#### PROVIDED RECORDS:
◇ ◇ ◇ ◇
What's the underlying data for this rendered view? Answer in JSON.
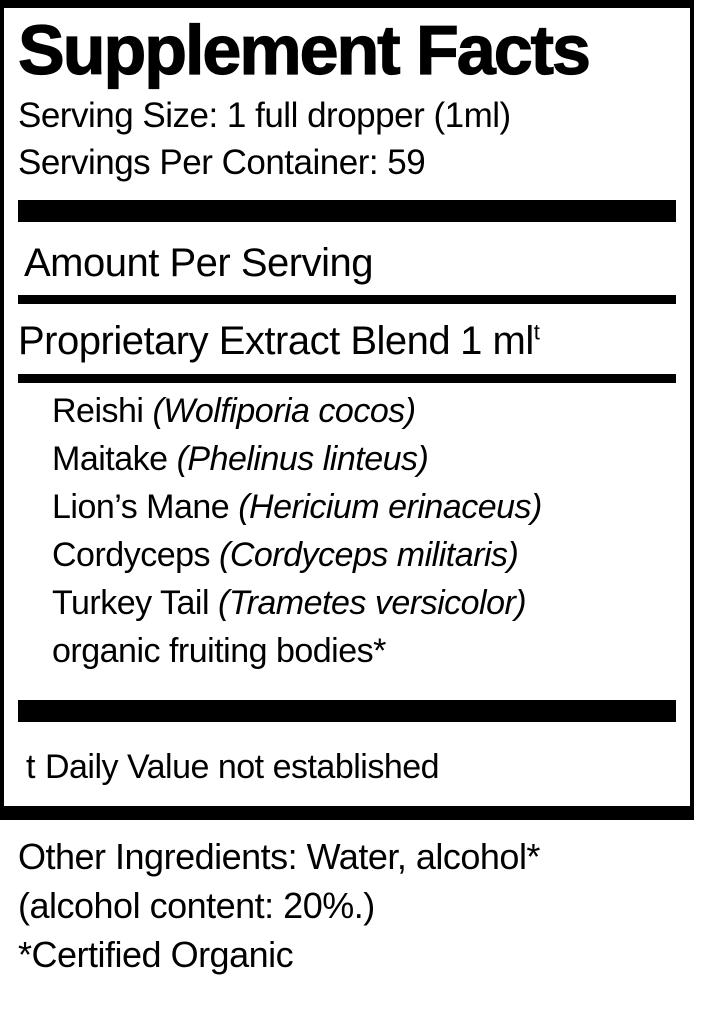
{
  "colors": {
    "ink": "#000000",
    "paper": "#ffffff"
  },
  "label": {
    "title": "Supplement Facts",
    "serving_size": "Serving Size: 1 full dropper (1ml)",
    "servings_per_container": "Servings Per Container: 59",
    "amount_per_serving_heading": "Amount Per Serving",
    "blend": {
      "name": "Proprietary Extract Blend",
      "amount": "1 ml",
      "daily_value_symbol": "t"
    },
    "ingredients": [
      {
        "name": "Reishi",
        "latin": "(Wolfiporia cocos)"
      },
      {
        "name": "Maitake",
        "latin": "(Phelinus linteus)"
      },
      {
        "name": "Lion’s Mane",
        "latin": "(Hericium erinaceus)"
      },
      {
        "name": "Cordyceps",
        "latin": "(Cordyceps militaris)"
      },
      {
        "name": "Turkey Tail",
        "latin": "(Trametes versicolor)"
      },
      {
        "name": "organic fruiting bodies*",
        "latin": ""
      }
    ],
    "footnote": {
      "symbol": "t",
      "text": "Daily Value not established"
    },
    "other_ingredients_lines": [
      "Other Ingredients: Water, alcohol*",
      "(alcohol content: 20%.)",
      "*Certified Organic"
    ]
  }
}
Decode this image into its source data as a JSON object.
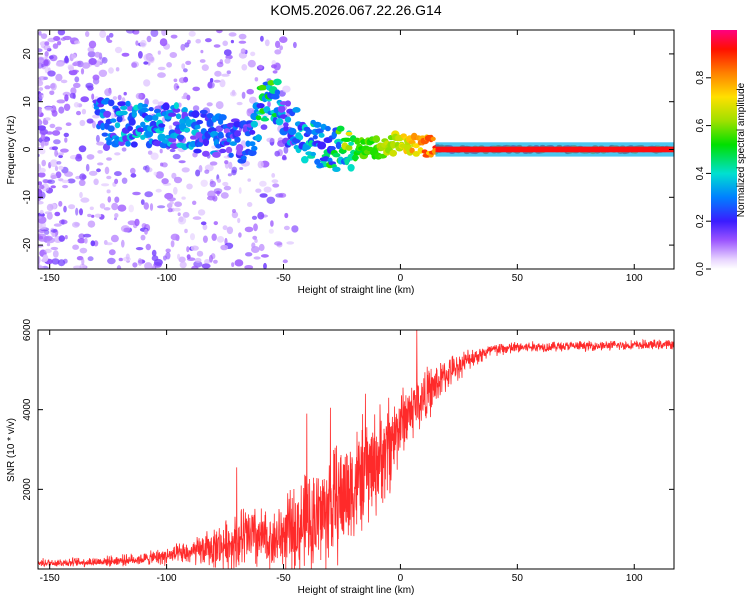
{
  "title": "KOM5.2026.067.22.26.G14",
  "colors": {
    "snr_line": "#ff2a2a",
    "axis": "#000000"
  },
  "chart_data": [
    {
      "type": "heatmap",
      "xlabel": "Height of straight line (km)",
      "ylabel": "Frequency (Hz)",
      "xlim": [
        -155,
        117
      ],
      "ylim": [
        -25,
        25
      ],
      "xticks": [
        -150,
        -100,
        -50,
        0,
        50,
        100
      ],
      "yticks": [
        -20,
        -10,
        0,
        10,
        20
      ],
      "colorbar": {
        "label": "Normalized spectral amplitude",
        "range": [
          0.0,
          1.0
        ],
        "ticks": [
          "0.0",
          "0.2",
          "0.4",
          "0.6",
          "0.8"
        ]
      },
      "ridge": [
        {
          "x": -128,
          "f": 6.0,
          "amp": 0.3
        },
        {
          "x": -110,
          "f": 5.0,
          "amp": 0.3
        },
        {
          "x": -95,
          "f": 5.0,
          "amp": 0.3
        },
        {
          "x": -80,
          "f": 3.0,
          "amp": 0.25
        },
        {
          "x": -65,
          "f": 1.5,
          "amp": 0.22
        },
        {
          "x": -57,
          "f": 11.0,
          "amp": 0.5
        },
        {
          "x": -50,
          "f": 6.0,
          "amp": 0.25
        },
        {
          "x": -40,
          "f": 2.0,
          "amp": 0.3
        },
        {
          "x": -30,
          "f": 0.0,
          "amp": 0.4
        },
        {
          "x": -20,
          "f": 0.0,
          "amp": 0.55
        },
        {
          "x": -10,
          "f": 0.3,
          "amp": 0.6
        },
        {
          "x": 0,
          "f": 1.5,
          "amp": 0.7
        },
        {
          "x": 10,
          "f": 0.8,
          "amp": 0.85
        },
        {
          "x": 20,
          "f": 0.0,
          "amp": 0.95
        },
        {
          "x": 60,
          "f": 0.0,
          "amp": 0.95
        },
        {
          "x": 117,
          "f": 0.0,
          "amp": 0.9
        }
      ]
    },
    {
      "type": "line",
      "xlabel": "Height of straight line (km)",
      "ylabel": "SNR (10 * v/v)",
      "xlim": [
        -155,
        117
      ],
      "ylim": [
        0,
        6000
      ],
      "xticks": [
        -150,
        -100,
        -50,
        0,
        50,
        100
      ],
      "yticks": [
        2000,
        4000,
        6000
      ],
      "series": [
        {
          "name": "SNR",
          "envelope_x": [
            -155,
            -130,
            -110,
            -90,
            -75,
            -65,
            -55,
            -45,
            -35,
            -25,
            -15,
            -5,
            0,
            10,
            20,
            30,
            40,
            50,
            60,
            80,
            100,
            117
          ],
          "envelope_mean": [
            150,
            180,
            250,
            400,
            600,
            800,
            700,
            1000,
            1300,
            1800,
            2400,
            3000,
            3700,
            4300,
            4900,
            5300,
            5500,
            5560,
            5580,
            5600,
            5620,
            5640
          ],
          "envelope_spread": [
            100,
            120,
            150,
            300,
            600,
            900,
            700,
            1100,
            1400,
            1500,
            1400,
            1200,
            900,
            700,
            400,
            250,
            180,
            150,
            130,
            120,
            120,
            120
          ],
          "spikes": [
            {
              "x": -70,
              "y": 2550
            },
            {
              "x": -40,
              "y": 3900
            },
            {
              "x": -30,
              "y": 4050
            },
            {
              "x": -15,
              "y": 4400
            },
            {
              "x": -5,
              "y": 4300
            },
            {
              "x": 7,
              "y": 6000
            }
          ]
        }
      ]
    }
  ]
}
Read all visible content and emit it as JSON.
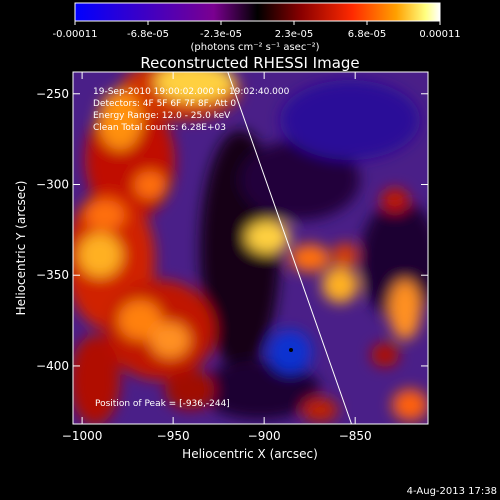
{
  "colorbar": {
    "tick_labels": [
      "-0.00011",
      "-6.8e-05",
      "-2.3e-05",
      "2.3e-05",
      "6.8e-05",
      "0.00011"
    ],
    "unit_label": "(photons cm⁻² s⁻¹ asec⁻²)",
    "colors": [
      "#0000ff",
      "#3a00c8",
      "#7a0090",
      "#000000",
      "#8a0000",
      "#ff2a00",
      "#ffa000",
      "#ffff80",
      "#ffffff"
    ]
  },
  "chart_data": {
    "type": "heatmap",
    "title": "Reconstructed RHESSI Image",
    "xlabel": "Heliocentric X (arcsec)",
    "ylabel": "Heliocentric Y (arcsec)",
    "xlim": [
      -1005,
      -810
    ],
    "ylim": [
      -432,
      -238
    ],
    "xticks": [
      -1000,
      -950,
      -900,
      -850
    ],
    "yticks": [
      -250,
      -300,
      -350,
      -400
    ],
    "x_tick_labels": [
      "−1000",
      "−950",
      "−900",
      "−850"
    ],
    "y_tick_labels": [
      "−250",
      "−300",
      "−350",
      "−400"
    ],
    "colorbar_range": [
      -0.00011,
      0.00011
    ],
    "peak": [
      -936,
      -244
    ],
    "annotations": [
      "19-Sep-2010 19:00:02.000 to 19:02:40.000",
      "Detectors: 4F 5F 6F 7F 8F, Att 0",
      "Energy Range: 12.0 - 25.0 keV",
      "Clean    Total counts: 6.28E+03"
    ],
    "peak_label": "Position of Peak = [-936,-244]",
    "limb_line": [
      [
        -920,
        -238
      ],
      [
        -852,
        -432
      ]
    ]
  },
  "footer": {
    "timestamp": "4-Aug-2013 17:38"
  }
}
◇ ◇ ◇ ◇
#### WHAT YOU ARE ASKED TO DO:
Without the pictures, write out every entry precisely as it appears.

#### THE SOLUTION:
What's the underlying data for this rendered view? Answer in JSON.
{
  "colors": {
    "ink": "#000000",
    "paper": "#ffffff"
  },
  "label": {
    "title": "Supplement Facts",
    "serving_size": "Serving Size: 1 full dropper (1ml)",
    "servings_per_container": "Servings Per Container: 59",
    "amount_per_serving_heading": "Amount Per Serving",
    "blend": {
      "name": "Proprietary Extract Blend",
      "amount": "1 ml",
      "daily_value_symbol": "t"
    },
    "ingredients": [
      {
        "name": "Reishi",
        "latin": "(Wolfiporia cocos)"
      },
      {
        "name": "Maitake",
        "latin": "(Phelinus linteus)"
      },
      {
        "name": "Lion’s Mane",
        "latin": "(Hericium erinaceus)"
      },
      {
        "name": "Cordyceps",
        "latin": "(Cordyceps militaris)"
      },
      {
        "name": "Turkey Tail",
        "latin": "(Trametes versicolor)"
      },
      {
        "name": "organic fruiting bodies*",
        "latin": ""
      }
    ],
    "footnote": {
      "symbol": "t",
      "text": "Daily Value not established"
    },
    "other_ingredients_lines": [
      "Other Ingredients: Water, alcohol*",
      "(alcohol content: 20%.)",
      "*Certified Organic"
    ]
  }
}
Decode this image into its source data as a JSON object.
{
  "title": "KOM5.2026.067.22.26.G14",
  "colors": {
    "snr_line": "#ff2a2a",
    "axis": "#000000"
  },
  "chart_data": [
    {
      "type": "heatmap",
      "xlabel": "Height of straight line (km)",
      "ylabel": "Frequency (Hz)",
      "xlim": [
        -155,
        117
      ],
      "ylim": [
        -25,
        25
      ],
      "xticks": [
        -150,
        -100,
        -50,
        0,
        50,
        100
      ],
      "yticks": [
        -20,
        -10,
        0,
        10,
        20
      ],
      "colorbar": {
        "label": "Normalized spectral amplitude",
        "range": [
          0.0,
          1.0
        ],
        "ticks": [
          "0.0",
          "0.2",
          "0.4",
          "0.6",
          "0.8"
        ]
      },
      "ridge": [
        {
          "x": -128,
          "f": 6.0,
          "amp": 0.3
        },
        {
          "x": -110,
          "f": 5.0,
          "amp": 0.3
        },
        {
          "x": -95,
          "f": 5.0,
          "amp": 0.3
        },
        {
          "x": -80,
          "f": 3.0,
          "amp": 0.25
        },
        {
          "x": -65,
          "f": 1.5,
          "amp": 0.22
        },
        {
          "x": -57,
          "f": 11.0,
          "amp": 0.5
        },
        {
          "x": -50,
          "f": 6.0,
          "amp": 0.25
        },
        {
          "x": -40,
          "f": 2.0,
          "amp": 0.3
        },
        {
          "x": -30,
          "f": 0.0,
          "amp": 0.4
        },
        {
          "x": -20,
          "f": 0.0,
          "amp": 0.55
        },
        {
          "x": -10,
          "f": 0.3,
          "amp": 0.6
        },
        {
          "x": 0,
          "f": 1.5,
          "amp": 0.7
        },
        {
          "x": 10,
          "f": 0.8,
          "amp": 0.85
        },
        {
          "x": 20,
          "f": 0.0,
          "amp": 0.95
        },
        {
          "x": 60,
          "f": 0.0,
          "amp": 0.95
        },
        {
          "x": 117,
          "f": 0.0,
          "amp": 0.9
        }
      ]
    },
    {
      "type": "line",
      "xlabel": "Height of straight line (km)",
      "ylabel": "SNR (10 * v/v)",
      "xlim": [
        -155,
        117
      ],
      "ylim": [
        0,
        6000
      ],
      "xticks": [
        -150,
        -100,
        -50,
        0,
        50,
        100
      ],
      "yticks": [
        2000,
        4000,
        6000
      ],
      "series": [
        {
          "name": "SNR",
          "envelope_x": [
            -155,
            -130,
            -110,
            -90,
            -75,
            -65,
            -55,
            -45,
            -35,
            -25,
            -15,
            -5,
            0,
            10,
            20,
            30,
            40,
            50,
            60,
            80,
            100,
            117
          ],
          "envelope_mean": [
            150,
            180,
            250,
            400,
            600,
            800,
            700,
            1000,
            1300,
            1800,
            2400,
            3000,
            3700,
            4300,
            4900,
            5300,
            5500,
            5560,
            5580,
            5600,
            5620,
            5640
          ],
          "envelope_spread": [
            100,
            120,
            150,
            300,
            600,
            900,
            700,
            1100,
            1400,
            1500,
            1400,
            1200,
            900,
            700,
            400,
            250,
            180,
            150,
            130,
            120,
            120,
            120
          ],
          "spikes": [
            {
              "x": -70,
              "y": 2550
            },
            {
              "x": -40,
              "y": 3900
            },
            {
              "x": -30,
              "y": 4050
            },
            {
              "x": -15,
              "y": 4400
            },
            {
              "x": -5,
              "y": 4300
            },
            {
              "x": 7,
              "y": 6000
            }
          ]
        }
      ]
    }
  ]
}
Read all visible content and emit it as JSON.
{
  "colorbar": {
    "tick_labels": [
      "-0.00011",
      "-6.8e-05",
      "-2.3e-05",
      "2.3e-05",
      "6.8e-05",
      "0.00011"
    ],
    "unit_label": "(photons cm⁻² s⁻¹ asec⁻²)",
    "colors": [
      "#0000ff",
      "#3a00c8",
      "#7a0090",
      "#000000",
      "#8a0000",
      "#ff2a00",
      "#ffa000",
      "#ffff80",
      "#ffffff"
    ]
  },
  "chart_data": {
    "type": "heatmap",
    "title": "Reconstructed RHESSI Image",
    "xlabel": "Heliocentric X (arcsec)",
    "ylabel": "Heliocentric Y (arcsec)",
    "xlim": [
      -1005,
      -810
    ],
    "ylim": [
      -432,
      -238
    ],
    "xticks": [
      -1000,
      -950,
      -900,
      -850
    ],
    "yticks": [
      -250,
      -300,
      -350,
      -400
    ],
    "x_tick_labels": [
      "−1000",
      "−950",
      "−900",
      "−850"
    ],
    "y_tick_labels": [
      "−250",
      "−300",
      "−350",
      "−400"
    ],
    "colorbar_range": [
      -0.00011,
      0.00011
    ],
    "peak": [
      -936,
      -244
    ],
    "annotations": [
      "19-Sep-2010 19:00:02.000 to 19:02:40.000",
      "Detectors: 4F 5F 6F 7F 8F, Att 0",
      "Energy Range: 12.0 - 25.0 keV",
      "Clean    Total counts: 6.28E+03"
    ],
    "peak_label": "Position of Peak = [-936,-244]",
    "limb_line": [
      [
        -920,
        -238
      ],
      [
        -852,
        -432
      ]
    ]
  },
  "footer": {
    "timestamp": "4-Aug-2013 17:38"
  }
}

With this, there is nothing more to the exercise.